* [DO THIS]
Copy the rows word for word, from the first one through the line containing "news-weather-icon xyxy=(10,593,30,615)", both included.

========================================

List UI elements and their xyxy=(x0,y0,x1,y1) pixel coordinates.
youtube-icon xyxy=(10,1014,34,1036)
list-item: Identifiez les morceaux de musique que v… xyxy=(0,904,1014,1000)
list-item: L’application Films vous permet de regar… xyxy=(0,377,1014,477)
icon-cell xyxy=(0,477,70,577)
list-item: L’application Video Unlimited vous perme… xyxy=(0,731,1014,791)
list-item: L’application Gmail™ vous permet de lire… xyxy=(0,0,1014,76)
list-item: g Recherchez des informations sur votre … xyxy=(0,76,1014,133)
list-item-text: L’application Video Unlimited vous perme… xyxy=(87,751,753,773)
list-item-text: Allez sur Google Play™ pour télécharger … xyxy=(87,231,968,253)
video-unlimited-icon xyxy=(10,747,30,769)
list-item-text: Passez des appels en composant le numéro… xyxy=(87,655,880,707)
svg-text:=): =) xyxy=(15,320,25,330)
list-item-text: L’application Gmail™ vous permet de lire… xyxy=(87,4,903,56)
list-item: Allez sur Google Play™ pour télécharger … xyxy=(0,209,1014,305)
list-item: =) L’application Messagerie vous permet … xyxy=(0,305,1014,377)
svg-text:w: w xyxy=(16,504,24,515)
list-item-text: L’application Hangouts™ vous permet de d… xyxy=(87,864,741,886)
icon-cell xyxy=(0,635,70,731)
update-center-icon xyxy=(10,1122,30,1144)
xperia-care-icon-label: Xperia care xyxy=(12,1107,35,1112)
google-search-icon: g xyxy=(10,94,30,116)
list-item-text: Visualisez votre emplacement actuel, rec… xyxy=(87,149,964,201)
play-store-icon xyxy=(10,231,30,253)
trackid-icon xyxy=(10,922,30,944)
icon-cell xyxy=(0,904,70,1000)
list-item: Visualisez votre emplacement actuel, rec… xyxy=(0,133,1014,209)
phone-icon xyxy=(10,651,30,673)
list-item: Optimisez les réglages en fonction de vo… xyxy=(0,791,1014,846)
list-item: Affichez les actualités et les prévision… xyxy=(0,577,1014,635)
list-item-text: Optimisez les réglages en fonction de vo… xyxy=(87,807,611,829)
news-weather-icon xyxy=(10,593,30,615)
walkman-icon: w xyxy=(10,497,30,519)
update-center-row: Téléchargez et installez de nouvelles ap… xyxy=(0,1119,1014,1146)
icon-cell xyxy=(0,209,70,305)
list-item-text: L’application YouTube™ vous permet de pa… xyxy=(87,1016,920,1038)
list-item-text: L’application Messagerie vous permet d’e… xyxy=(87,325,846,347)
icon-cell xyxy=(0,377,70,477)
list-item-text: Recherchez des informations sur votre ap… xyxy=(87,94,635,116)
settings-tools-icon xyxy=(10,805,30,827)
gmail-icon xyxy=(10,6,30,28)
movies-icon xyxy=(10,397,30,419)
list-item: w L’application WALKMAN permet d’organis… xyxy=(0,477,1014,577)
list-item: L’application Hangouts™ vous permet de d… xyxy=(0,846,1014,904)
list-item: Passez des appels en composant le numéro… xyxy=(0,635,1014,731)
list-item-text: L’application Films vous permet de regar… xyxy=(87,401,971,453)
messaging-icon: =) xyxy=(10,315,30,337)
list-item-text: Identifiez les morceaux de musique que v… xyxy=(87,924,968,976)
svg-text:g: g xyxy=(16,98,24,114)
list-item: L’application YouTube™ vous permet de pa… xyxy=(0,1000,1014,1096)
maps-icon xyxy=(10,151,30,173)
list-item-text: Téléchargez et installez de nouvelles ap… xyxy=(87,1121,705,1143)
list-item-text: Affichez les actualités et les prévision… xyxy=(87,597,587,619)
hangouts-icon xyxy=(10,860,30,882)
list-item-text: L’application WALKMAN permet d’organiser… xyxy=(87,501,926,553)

========================================

* [WRITTEN RESPONSE]
List UI elements and their xyxy=(x0,y0,x1,y1) pixel coordinates.
youtube-icon xyxy=(10,1014,34,1036)
list-item: Identifiez les morceaux de musique que v… xyxy=(0,904,1014,1000)
list-item: L’application Films vous permet de regar… xyxy=(0,377,1014,477)
icon-cell xyxy=(0,477,70,577)
list-item: L’application Video Unlimited vous perme… xyxy=(0,731,1014,791)
list-item: L’application Gmail™ vous permet de lire… xyxy=(0,0,1014,76)
list-item: g Recherchez des informations sur votre … xyxy=(0,76,1014,133)
list-item-text: L’application Video Unlimited vous perme… xyxy=(87,751,753,773)
list-item-text: Allez sur Google Play™ pour télécharger … xyxy=(87,231,968,253)
video-unlimited-icon xyxy=(10,747,30,769)
list-item-text: Passez des appels en composant le numéro… xyxy=(87,655,880,707)
svg-text:=): =) xyxy=(15,320,25,330)
list-item-text: L’application Gmail™ vous permet de lire… xyxy=(87,4,903,56)
list-item: Allez sur Google Play™ pour télécharger … xyxy=(0,209,1014,305)
list-item: =) L’application Messagerie vous permet … xyxy=(0,305,1014,377)
svg-text:w: w xyxy=(16,504,24,515)
list-item-text: L’application Hangouts™ vous permet de d… xyxy=(87,864,741,886)
icon-cell xyxy=(0,635,70,731)
update-center-icon xyxy=(10,1122,30,1144)
xperia-care-icon-label: Xperia care xyxy=(12,1107,35,1112)
google-search-icon: g xyxy=(10,94,30,116)
list-item-text: Visualisez votre emplacement actuel, rec… xyxy=(87,149,964,201)
play-store-icon xyxy=(10,231,30,253)
trackid-icon xyxy=(10,922,30,944)
icon-cell xyxy=(0,904,70,1000)
list-item: Visualisez votre emplacement actuel, rec… xyxy=(0,133,1014,209)
phone-icon xyxy=(10,651,30,673)
list-item: Optimisez les réglages en fonction de vo… xyxy=(0,791,1014,846)
list-item: Affichez les actualités et les prévision… xyxy=(0,577,1014,635)
list-item-text: Optimisez les réglages en fonction de vo… xyxy=(87,807,611,829)
news-weather-icon xyxy=(10,593,30,615)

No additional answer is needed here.